• _Data extract_
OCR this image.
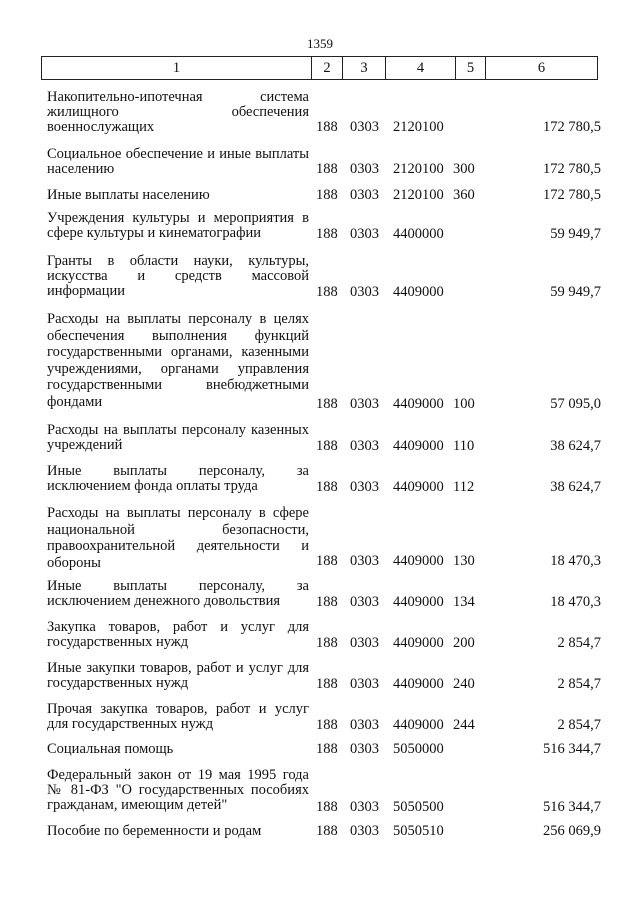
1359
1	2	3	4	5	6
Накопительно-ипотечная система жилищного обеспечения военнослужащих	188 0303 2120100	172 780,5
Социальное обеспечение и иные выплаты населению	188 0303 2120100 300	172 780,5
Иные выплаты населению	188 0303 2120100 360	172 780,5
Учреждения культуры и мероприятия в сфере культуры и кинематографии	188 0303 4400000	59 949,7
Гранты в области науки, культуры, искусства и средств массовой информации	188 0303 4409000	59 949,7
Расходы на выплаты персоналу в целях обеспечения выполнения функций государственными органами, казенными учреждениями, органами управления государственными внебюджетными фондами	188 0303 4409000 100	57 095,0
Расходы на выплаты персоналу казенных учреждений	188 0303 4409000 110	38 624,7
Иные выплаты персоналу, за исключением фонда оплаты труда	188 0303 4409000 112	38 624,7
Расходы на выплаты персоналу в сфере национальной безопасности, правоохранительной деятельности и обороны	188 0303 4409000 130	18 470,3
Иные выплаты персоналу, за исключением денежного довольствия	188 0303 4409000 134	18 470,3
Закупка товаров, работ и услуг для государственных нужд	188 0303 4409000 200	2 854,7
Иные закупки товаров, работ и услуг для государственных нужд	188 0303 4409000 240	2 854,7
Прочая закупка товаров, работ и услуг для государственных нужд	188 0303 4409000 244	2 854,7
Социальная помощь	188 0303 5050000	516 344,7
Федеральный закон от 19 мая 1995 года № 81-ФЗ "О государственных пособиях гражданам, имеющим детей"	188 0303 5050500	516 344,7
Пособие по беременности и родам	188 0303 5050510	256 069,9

...

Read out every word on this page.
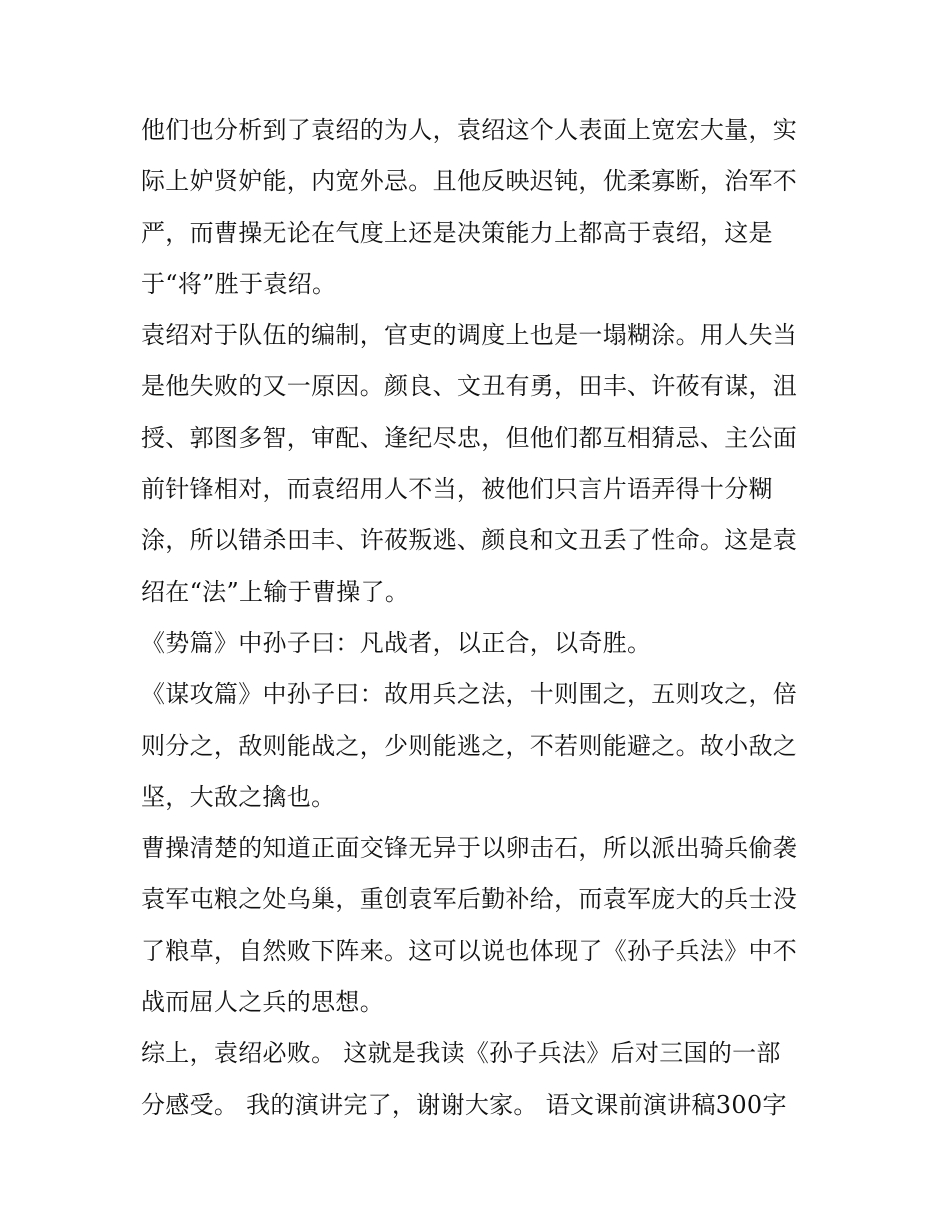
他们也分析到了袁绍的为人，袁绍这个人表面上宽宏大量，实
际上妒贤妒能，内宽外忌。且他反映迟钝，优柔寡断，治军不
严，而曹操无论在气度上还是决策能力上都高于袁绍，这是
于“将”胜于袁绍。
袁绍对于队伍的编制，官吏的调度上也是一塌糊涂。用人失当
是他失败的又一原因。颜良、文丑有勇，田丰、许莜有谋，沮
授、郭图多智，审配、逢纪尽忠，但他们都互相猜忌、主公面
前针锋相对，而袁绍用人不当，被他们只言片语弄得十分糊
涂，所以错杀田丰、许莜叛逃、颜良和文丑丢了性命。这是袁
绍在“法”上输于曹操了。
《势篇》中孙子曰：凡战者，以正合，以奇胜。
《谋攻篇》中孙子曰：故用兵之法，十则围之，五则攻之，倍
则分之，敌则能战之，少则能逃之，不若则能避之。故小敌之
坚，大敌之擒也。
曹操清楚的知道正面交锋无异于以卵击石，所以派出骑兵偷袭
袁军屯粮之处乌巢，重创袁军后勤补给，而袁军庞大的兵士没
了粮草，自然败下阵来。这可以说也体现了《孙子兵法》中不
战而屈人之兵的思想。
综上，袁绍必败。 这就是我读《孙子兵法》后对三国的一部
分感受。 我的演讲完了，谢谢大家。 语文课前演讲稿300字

• _Request_
Identify all lines in the records above with the word "услуг".

• _Right answer_
Закупка товаров, работ и услуг для государственных нужд	188 0303 4409000 200	2 854,7
Иные закупки товаров, работ и услуг для государственных нужд	188 0303 4409000 240	2 854,7
Прочая закупка товаров, работ и услуг для государственных нужд	188 0303 4409000 244	2 854,7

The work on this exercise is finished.